(Items from a dataset)
============

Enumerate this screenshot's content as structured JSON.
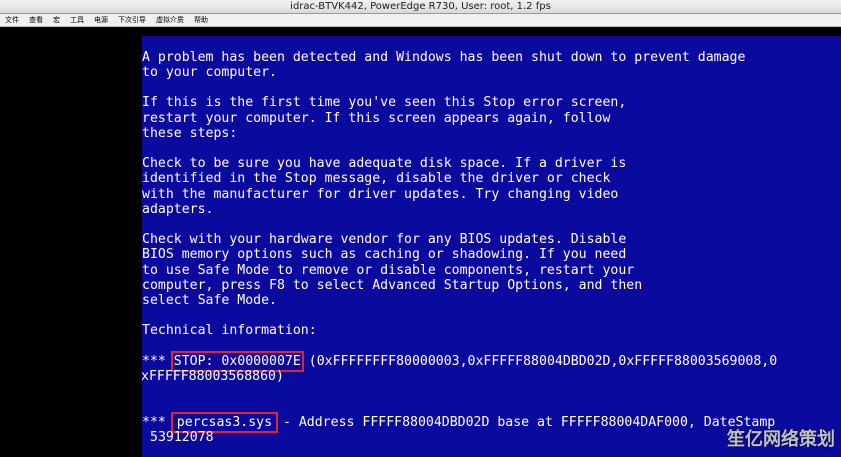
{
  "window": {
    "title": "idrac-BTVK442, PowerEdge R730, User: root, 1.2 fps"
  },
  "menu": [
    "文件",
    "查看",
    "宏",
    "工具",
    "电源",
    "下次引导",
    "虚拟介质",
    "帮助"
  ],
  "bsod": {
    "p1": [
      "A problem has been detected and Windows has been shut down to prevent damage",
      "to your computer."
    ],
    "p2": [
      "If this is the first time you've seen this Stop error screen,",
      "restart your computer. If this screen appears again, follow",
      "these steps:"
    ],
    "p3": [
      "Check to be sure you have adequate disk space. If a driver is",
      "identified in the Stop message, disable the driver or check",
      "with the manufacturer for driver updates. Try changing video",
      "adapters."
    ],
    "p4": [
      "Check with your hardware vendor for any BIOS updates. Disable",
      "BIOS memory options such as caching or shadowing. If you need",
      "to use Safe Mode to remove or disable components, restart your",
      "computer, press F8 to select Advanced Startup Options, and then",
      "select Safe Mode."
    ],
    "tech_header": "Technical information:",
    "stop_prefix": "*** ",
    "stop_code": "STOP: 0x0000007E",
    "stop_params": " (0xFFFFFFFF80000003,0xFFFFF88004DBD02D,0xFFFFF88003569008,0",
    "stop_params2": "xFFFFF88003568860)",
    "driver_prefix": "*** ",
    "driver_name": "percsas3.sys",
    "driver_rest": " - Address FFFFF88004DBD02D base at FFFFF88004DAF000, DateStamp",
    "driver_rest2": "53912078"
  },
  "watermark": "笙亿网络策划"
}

============

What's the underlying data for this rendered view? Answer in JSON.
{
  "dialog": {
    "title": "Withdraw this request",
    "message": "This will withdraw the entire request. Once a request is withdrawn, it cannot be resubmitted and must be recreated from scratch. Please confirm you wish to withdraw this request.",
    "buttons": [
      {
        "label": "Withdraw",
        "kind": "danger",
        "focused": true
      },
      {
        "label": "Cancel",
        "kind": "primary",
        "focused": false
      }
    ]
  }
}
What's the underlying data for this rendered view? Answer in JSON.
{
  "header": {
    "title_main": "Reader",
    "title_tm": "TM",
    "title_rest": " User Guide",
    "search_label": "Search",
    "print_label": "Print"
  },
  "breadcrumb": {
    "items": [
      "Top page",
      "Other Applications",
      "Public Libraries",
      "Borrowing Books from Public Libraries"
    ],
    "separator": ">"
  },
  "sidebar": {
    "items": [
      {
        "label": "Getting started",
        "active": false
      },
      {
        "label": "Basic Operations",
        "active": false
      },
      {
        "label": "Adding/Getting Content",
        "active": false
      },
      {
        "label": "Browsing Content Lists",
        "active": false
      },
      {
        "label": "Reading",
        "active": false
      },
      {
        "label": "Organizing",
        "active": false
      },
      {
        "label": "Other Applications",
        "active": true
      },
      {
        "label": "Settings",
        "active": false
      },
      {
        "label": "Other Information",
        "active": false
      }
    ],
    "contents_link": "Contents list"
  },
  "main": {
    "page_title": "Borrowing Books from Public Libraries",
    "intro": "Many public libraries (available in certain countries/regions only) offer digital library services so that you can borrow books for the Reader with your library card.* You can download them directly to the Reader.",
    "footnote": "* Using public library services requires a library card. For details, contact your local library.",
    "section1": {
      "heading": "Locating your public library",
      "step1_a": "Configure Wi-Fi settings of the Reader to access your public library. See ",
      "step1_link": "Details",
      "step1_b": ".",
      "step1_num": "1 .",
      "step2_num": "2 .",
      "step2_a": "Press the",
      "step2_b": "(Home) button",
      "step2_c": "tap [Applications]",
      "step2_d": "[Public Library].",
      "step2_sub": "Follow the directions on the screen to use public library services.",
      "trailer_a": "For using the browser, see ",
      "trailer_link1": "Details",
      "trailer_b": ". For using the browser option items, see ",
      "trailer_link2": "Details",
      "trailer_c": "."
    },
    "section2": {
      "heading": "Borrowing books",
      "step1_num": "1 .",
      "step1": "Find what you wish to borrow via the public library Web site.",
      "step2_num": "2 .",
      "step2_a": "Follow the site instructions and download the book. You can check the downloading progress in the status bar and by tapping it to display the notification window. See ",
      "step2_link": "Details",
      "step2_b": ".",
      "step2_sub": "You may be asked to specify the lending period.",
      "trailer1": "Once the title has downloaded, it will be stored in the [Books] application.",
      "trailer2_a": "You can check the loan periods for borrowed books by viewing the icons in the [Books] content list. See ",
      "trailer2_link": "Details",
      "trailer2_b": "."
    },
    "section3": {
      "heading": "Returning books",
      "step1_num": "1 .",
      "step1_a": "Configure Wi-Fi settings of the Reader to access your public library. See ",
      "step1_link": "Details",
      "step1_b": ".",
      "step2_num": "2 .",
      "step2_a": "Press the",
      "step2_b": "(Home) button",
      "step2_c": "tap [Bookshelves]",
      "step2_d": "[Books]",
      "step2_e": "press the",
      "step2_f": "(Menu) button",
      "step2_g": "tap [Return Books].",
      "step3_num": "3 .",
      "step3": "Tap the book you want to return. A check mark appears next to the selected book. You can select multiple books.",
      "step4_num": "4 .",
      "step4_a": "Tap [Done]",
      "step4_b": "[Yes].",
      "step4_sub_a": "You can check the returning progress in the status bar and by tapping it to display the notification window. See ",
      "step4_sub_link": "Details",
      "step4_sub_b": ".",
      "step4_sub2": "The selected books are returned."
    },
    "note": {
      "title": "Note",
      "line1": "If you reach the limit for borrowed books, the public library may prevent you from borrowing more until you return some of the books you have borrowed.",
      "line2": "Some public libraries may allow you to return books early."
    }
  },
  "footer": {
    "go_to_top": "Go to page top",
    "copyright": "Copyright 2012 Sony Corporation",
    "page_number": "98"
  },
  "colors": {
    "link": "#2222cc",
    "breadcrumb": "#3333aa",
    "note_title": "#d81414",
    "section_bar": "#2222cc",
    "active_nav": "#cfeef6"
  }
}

============

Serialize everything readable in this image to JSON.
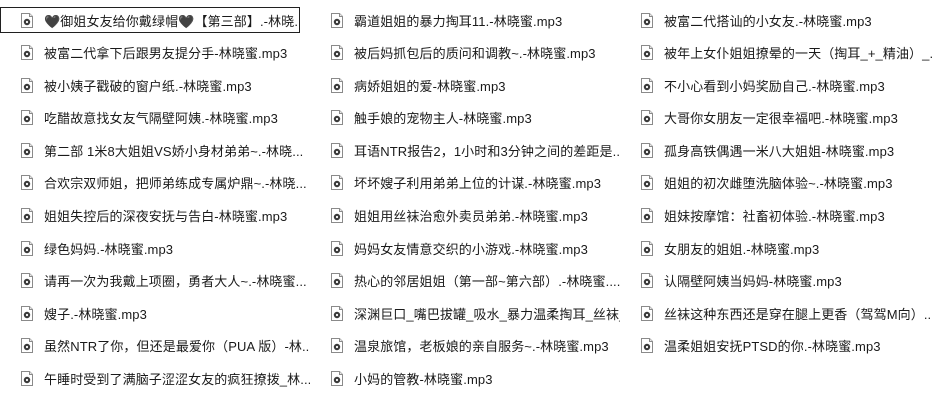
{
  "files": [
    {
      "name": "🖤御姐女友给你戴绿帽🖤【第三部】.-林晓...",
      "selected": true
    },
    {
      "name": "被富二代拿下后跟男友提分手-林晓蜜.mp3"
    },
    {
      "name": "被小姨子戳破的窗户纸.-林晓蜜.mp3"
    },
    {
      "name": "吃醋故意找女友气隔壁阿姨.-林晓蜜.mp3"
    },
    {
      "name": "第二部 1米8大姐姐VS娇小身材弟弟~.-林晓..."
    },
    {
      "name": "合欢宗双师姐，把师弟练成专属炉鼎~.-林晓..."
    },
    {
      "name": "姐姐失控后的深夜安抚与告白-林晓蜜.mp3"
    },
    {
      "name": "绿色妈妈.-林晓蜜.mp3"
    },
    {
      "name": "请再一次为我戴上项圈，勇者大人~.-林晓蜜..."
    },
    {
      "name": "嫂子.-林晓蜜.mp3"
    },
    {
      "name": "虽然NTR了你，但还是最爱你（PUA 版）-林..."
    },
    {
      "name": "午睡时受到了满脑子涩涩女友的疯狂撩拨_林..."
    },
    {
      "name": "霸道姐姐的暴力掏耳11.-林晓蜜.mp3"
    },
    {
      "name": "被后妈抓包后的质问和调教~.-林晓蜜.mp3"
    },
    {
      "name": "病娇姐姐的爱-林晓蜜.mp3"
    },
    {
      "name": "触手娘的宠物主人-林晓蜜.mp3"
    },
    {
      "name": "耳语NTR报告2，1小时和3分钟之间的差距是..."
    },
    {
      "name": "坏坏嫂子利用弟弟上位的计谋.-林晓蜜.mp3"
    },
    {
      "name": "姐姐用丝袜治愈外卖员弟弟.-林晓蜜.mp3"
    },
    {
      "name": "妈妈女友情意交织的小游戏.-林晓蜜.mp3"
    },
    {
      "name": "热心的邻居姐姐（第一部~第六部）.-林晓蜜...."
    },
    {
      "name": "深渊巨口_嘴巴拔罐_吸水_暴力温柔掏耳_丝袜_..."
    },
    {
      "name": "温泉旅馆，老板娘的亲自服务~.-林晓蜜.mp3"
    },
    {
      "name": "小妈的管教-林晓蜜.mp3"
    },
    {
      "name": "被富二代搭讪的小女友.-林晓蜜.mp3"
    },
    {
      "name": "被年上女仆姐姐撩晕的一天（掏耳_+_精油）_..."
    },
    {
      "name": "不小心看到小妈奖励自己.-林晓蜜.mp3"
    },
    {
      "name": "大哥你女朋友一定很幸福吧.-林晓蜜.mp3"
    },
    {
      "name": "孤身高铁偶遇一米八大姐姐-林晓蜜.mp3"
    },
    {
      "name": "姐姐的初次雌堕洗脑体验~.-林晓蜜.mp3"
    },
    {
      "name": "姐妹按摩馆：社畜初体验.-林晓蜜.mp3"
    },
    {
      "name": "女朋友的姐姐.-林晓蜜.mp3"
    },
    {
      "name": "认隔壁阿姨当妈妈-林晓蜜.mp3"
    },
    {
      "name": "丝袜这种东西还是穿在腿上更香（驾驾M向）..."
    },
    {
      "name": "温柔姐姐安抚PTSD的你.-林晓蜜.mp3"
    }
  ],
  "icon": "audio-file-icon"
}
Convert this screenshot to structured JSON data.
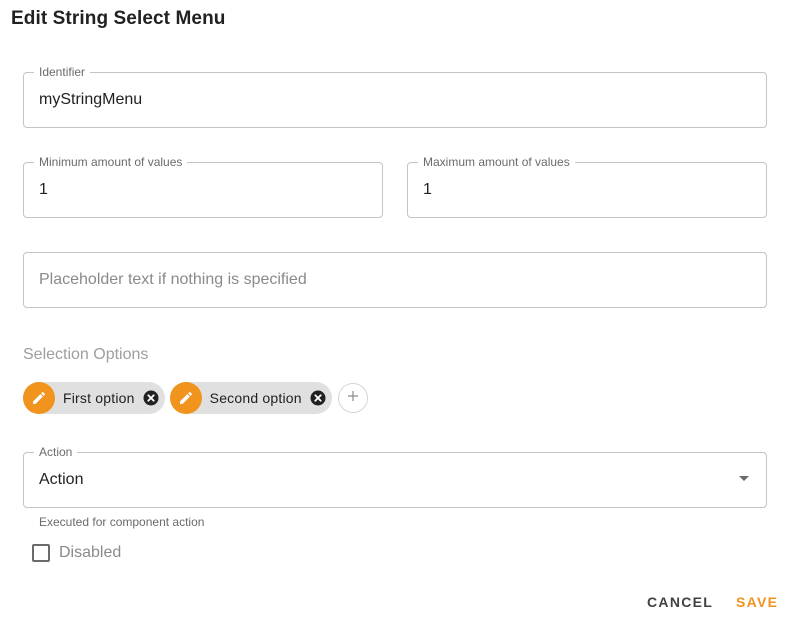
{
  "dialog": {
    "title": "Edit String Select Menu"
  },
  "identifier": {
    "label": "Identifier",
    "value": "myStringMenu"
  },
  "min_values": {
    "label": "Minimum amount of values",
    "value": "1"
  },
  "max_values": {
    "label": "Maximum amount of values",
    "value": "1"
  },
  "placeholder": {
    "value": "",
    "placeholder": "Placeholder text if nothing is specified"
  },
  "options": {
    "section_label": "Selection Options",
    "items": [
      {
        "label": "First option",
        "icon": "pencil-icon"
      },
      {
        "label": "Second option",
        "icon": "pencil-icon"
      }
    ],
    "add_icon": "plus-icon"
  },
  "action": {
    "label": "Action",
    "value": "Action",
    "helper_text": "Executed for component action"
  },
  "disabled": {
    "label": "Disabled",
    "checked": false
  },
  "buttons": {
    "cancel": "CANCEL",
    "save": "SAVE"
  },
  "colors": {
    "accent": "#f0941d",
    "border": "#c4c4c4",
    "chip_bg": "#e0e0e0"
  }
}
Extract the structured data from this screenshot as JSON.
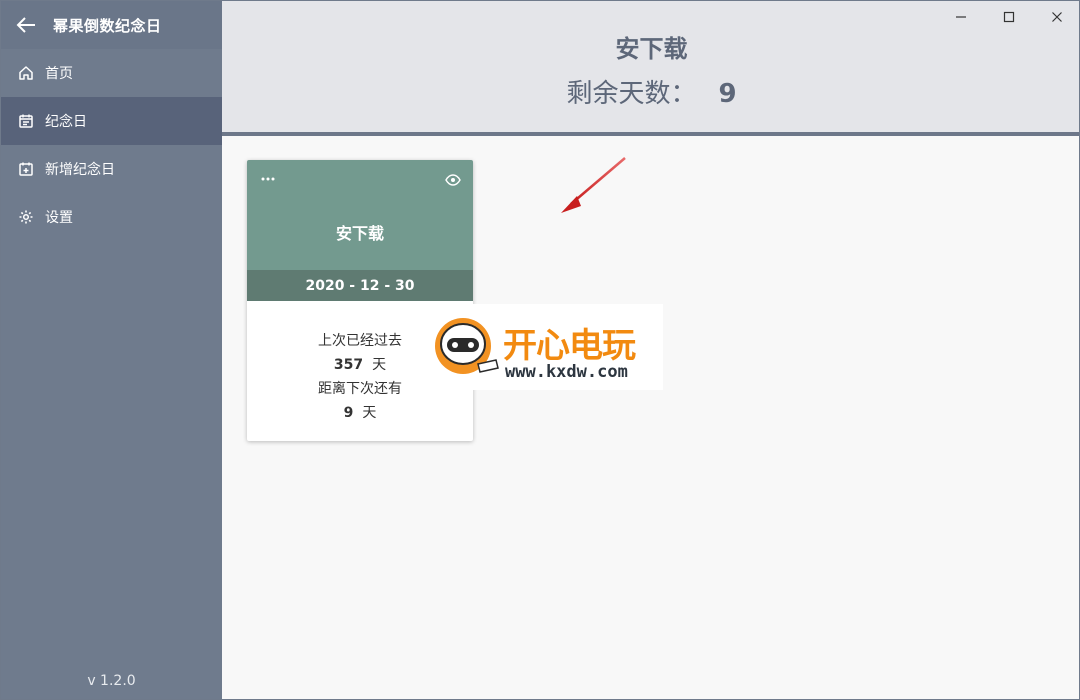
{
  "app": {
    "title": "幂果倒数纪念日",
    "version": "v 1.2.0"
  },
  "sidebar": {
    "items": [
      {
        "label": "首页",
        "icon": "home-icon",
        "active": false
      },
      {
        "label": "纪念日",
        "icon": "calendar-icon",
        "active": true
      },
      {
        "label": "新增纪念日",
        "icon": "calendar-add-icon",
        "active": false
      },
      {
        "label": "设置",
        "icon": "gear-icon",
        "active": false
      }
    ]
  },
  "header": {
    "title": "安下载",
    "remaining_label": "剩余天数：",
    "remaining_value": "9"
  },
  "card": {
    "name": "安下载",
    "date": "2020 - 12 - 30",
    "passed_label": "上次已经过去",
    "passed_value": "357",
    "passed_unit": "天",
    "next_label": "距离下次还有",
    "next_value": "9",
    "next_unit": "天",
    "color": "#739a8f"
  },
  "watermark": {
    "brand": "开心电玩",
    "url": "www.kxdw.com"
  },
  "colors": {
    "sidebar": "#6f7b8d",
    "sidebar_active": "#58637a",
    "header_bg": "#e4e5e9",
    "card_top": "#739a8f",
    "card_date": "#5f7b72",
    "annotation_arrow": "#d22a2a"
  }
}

============

Go through the records above and copy every line with the word "User".

    "title": "idrac-BTVK442, PowerEdge R730, User: root, 1.2 fps"
    "title_rest": " User Guide",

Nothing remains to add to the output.